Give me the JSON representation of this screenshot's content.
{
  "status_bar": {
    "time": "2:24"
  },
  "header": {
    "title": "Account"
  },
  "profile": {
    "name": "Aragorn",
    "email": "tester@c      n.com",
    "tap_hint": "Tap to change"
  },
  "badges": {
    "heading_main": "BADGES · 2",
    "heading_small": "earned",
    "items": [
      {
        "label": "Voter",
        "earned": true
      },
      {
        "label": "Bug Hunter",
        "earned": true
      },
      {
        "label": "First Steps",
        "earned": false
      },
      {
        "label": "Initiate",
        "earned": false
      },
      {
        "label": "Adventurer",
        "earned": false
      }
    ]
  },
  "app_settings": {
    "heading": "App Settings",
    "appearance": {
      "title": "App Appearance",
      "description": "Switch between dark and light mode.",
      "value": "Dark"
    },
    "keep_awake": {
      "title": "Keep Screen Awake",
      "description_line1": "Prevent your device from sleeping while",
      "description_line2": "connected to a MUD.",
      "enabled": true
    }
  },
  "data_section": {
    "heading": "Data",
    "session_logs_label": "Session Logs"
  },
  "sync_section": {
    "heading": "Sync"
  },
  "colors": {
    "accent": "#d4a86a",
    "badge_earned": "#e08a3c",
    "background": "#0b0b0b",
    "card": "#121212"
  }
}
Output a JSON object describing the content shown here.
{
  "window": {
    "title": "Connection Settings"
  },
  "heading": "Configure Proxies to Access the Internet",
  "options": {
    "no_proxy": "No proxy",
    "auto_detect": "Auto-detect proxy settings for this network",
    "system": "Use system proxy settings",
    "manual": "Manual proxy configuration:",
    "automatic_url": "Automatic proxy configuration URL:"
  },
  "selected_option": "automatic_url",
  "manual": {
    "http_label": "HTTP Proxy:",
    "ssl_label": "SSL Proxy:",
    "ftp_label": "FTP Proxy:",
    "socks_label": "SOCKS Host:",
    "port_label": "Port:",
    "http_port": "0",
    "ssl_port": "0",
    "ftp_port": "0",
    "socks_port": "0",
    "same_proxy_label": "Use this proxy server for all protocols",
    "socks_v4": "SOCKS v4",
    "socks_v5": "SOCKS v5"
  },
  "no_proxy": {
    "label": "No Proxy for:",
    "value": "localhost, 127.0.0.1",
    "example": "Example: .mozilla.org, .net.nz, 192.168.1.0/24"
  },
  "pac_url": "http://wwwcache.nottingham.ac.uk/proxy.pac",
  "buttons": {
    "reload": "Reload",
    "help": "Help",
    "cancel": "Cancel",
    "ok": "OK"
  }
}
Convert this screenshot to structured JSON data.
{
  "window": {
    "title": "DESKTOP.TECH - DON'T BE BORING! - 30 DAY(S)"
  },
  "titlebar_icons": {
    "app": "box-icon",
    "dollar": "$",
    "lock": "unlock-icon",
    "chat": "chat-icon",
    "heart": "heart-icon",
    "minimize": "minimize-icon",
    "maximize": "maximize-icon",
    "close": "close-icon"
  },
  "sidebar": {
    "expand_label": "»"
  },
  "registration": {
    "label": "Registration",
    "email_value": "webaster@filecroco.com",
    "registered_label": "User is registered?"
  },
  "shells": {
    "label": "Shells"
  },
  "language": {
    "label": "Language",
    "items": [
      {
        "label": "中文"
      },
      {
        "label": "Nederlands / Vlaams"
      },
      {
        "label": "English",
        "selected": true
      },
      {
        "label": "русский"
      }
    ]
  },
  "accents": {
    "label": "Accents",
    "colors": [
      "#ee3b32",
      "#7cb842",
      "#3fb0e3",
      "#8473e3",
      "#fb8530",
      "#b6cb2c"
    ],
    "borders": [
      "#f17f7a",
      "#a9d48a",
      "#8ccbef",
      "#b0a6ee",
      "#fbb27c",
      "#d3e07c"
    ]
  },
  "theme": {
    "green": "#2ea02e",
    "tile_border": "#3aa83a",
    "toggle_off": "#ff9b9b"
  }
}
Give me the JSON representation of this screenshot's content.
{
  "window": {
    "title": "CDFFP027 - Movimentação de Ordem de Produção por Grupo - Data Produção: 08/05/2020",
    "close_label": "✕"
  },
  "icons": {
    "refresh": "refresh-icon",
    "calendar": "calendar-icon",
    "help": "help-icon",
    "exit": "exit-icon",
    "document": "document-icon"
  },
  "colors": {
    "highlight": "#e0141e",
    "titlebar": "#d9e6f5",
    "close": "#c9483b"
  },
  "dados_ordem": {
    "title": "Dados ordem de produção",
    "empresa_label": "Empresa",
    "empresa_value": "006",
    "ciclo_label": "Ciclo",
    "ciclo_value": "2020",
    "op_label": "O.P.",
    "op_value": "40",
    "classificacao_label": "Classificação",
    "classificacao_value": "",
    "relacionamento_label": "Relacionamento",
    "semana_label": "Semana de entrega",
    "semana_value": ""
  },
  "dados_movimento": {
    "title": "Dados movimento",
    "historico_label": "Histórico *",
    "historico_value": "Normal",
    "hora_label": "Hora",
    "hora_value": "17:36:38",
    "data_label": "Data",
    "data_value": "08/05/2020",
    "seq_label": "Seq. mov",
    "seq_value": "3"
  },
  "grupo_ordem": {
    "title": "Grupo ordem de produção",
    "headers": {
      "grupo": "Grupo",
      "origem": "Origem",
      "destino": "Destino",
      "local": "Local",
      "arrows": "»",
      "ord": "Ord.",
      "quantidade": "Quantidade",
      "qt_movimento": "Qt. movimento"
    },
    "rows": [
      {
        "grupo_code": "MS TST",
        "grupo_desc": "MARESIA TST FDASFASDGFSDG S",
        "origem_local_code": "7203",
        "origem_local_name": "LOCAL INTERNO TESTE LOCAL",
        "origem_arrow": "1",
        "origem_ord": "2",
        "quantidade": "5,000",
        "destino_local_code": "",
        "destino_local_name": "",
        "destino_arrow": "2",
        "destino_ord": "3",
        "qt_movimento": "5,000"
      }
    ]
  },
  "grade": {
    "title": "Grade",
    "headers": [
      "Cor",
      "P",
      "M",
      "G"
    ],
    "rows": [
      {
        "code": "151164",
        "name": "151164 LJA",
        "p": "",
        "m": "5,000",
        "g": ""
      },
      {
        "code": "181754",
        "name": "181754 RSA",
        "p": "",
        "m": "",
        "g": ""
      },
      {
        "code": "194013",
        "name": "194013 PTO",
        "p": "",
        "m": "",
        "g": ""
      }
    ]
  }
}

⁂

Write out every record verbatim.

Give me the JSON representation of this screenshot's content.
{
  "status_bar": {
    "time": "2:24"
  },
  "header": {
    "title": "Account"
  },
  "profile": {
    "name": "Aragorn",
    "email": "tester@c      n.com",
    "tap_hint": "Tap to change"
  },
  "badges": {
    "heading_main": "BADGES · 2",
    "heading_small": "earned",
    "items": [
      {
        "label": "Voter",
        "earned": true
      },
      {
        "label": "Bug Hunter",
        "earned": true
      },
      {
        "label": "First Steps",
        "earned": false
      },
      {
        "label": "Initiate",
        "earned": false
      },
      {
        "label": "Adventurer",
        "earned": false
      }
    ]
  },
  "app_settings": {
    "heading": "App Settings",
    "appearance": {
      "title": "App Appearance",
      "description": "Switch between dark and light mode.",
      "value": "Dark"
    },
    "keep_awake": {
      "title": "Keep Screen Awake",
      "description_line1": "Prevent your device from sleeping while",
      "description_line2": "connected to a MUD.",
      "enabled": true
    }
  },
  "data_section": {
    "heading": "Data",
    "session_logs_label": "Session Logs"
  },
  "sync_section": {
    "heading": "Sync"
  },
  "colors": {
    "accent": "#d4a86a",
    "badge_earned": "#e08a3c",
    "background": "#0b0b0b",
    "card": "#121212"
  }
}
Output a JSON object describing the content shown here.
{
  "window": {
    "title": "Connection Settings"
  },
  "heading": "Configure Proxies to Access the Internet",
  "options": {
    "no_proxy": "No proxy",
    "auto_detect": "Auto-detect proxy settings for this network",
    "system": "Use system proxy settings",
    "manual": "Manual proxy configuration:",
    "automatic_url": "Automatic proxy configuration URL:"
  },
  "selected_option": "automatic_url",
  "manual": {
    "http_label": "HTTP Proxy:",
    "ssl_label": "SSL Proxy:",
    "ftp_label": "FTP Proxy:",
    "socks_label": "SOCKS Host:",
    "port_label": "Port:",
    "http_port": "0",
    "ssl_port": "0",
    "ftp_port": "0",
    "socks_port": "0",
    "same_proxy_label": "Use this proxy server for all protocols",
    "socks_v4": "SOCKS v4",
    "socks_v5": "SOCKS v5"
  },
  "no_proxy": {
    "label": "No Proxy for:",
    "value": "localhost, 127.0.0.1",
    "example": "Example: .mozilla.org, .net.nz, 192.168.1.0/24"
  },
  "pac_url": "http://wwwcache.nottingham.ac.uk/proxy.pac",
  "buttons": {
    "reload": "Reload",
    "help": "Help",
    "cancel": "Cancel",
    "ok": "OK"
  }
}
Convert this screenshot to structured JSON data.
{
  "window": {
    "title": "DESKTOP.TECH - DON'T BE BORING! - 30 DAY(S)"
  },
  "titlebar_icons": {
    "app": "box-icon",
    "dollar": "$",
    "lock": "unlock-icon",
    "chat": "chat-icon",
    "heart": "heart-icon",
    "minimize": "minimize-icon",
    "maximize": "maximize-icon",
    "close": "close-icon"
  },
  "sidebar": {
    "expand_label": "»"
  },
  "registration": {
    "label": "Registration",
    "email_value": "webaster@filecroco.com",
    "registered_label": "User is registered?"
  },
  "shells": {
    "label": "Shells"
  },
  "language": {
    "label": "Language",
    "items": [
      {
        "label": "中文"
      },
      {
        "label": "Nederlands / Vlaams"
      },
      {
        "label": "English",
        "selected": true
      },
      {
        "label": "русский"
      }
    ]
  },
  "accents": {
    "label": "Accents",
    "colors": [
      "#ee3b32",
      "#7cb842",
      "#3fb0e3",
      "#8473e3",
      "#fb8530",
      "#b6cb2c"
    ],
    "borders": [
      "#f17f7a",
      "#a9d48a",
      "#8ccbef",
      "#b0a6ee",
      "#fbb27c",
      "#d3e07c"
    ]
  },
  "theme": {
    "green": "#2ea02e",
    "tile_border": "#3aa83a",
    "toggle_off": "#ff9b9b"
  }
}
Give me the JSON representation of this screenshot's content.
{
  "window": {
    "title": "CDFFP027 - Movimentação de Ordem de Produção por Grupo - Data Produção: 08/05/2020",
    "close_label": "✕"
  },
  "icons": {
    "refresh": "refresh-icon",
    "calendar": "calendar-icon",
    "help": "help-icon",
    "exit": "exit-icon",
    "document": "document-icon"
  },
  "colors": {
    "highlight": "#e0141e",
    "titlebar": "#d9e6f5",
    "close": "#c9483b"
  },
  "dados_ordem": {
    "title": "Dados ordem de produção",
    "empresa_label": "Empresa",
    "empresa_value": "006",
    "ciclo_label": "Ciclo",
    "ciclo_value": "2020",
    "op_label": "O.P.",
    "op_value": "40",
    "classificacao_label": "Classificação",
    "classificacao_value": "",
    "relacionamento_label": "Relacionamento",
    "semana_label": "Semana de entrega",
    "semana_value": ""
  },
  "dados_movimento": {
    "title": "Dados movimento",
    "historico_label": "Histórico *",
    "historico_value": "Normal",
    "hora_label": "Hora",
    "hora_value": "17:36:38",
    "data_label": "Data",
    "data_value": "08/05/2020",
    "seq_label": "Seq. mov",
    "seq_value": "3"
  },
  "grupo_ordem": {
    "title": "Grupo ordem de produção",
    "headers": {
      "grupo": "Grupo",
      "origem": "Origem",
      "destino": "Destino",
      "local": "Local",
      "arrows": "»",
      "ord": "Ord.",
      "quantidade": "Quantidade",
      "qt_movimento": "Qt. movimento"
    },
    "rows": [
      {
        "grupo_code": "MS TST",
        "grupo_desc": "MARESIA TST FDASFASDGFSDG S",
        "origem_local_code": "7203",
        "origem_local_name": "LOCAL INTERNO TESTE LOCAL",
        "origem_arrow": "1",
        "origem_ord": "2",
        "quantidade": "5,000",
        "destino_local_code": "",
        "destino_local_name": "",
        "destino_arrow": "2",
        "destino_ord": "3",
        "qt_movimento": "5,000"
      }
    ]
  },
  "grade": {
    "title": "Grade",
    "headers": [
      "Cor",
      "P",
      "M",
      "G"
    ],
    "rows": [
      {
        "code": "151164",
        "name": "151164 LJA",
        "p": "",
        "m": "5,000",
        "g": ""
      },
      {
        "code": "181754",
        "name": "181754 RSA",
        "p": "",
        "m": "",
        "g": ""
      },
      {
        "code": "194013",
        "name": "194013 PTO",
        "p": "",
        "m": "",
        "g": ""
      }
    ]
  }
}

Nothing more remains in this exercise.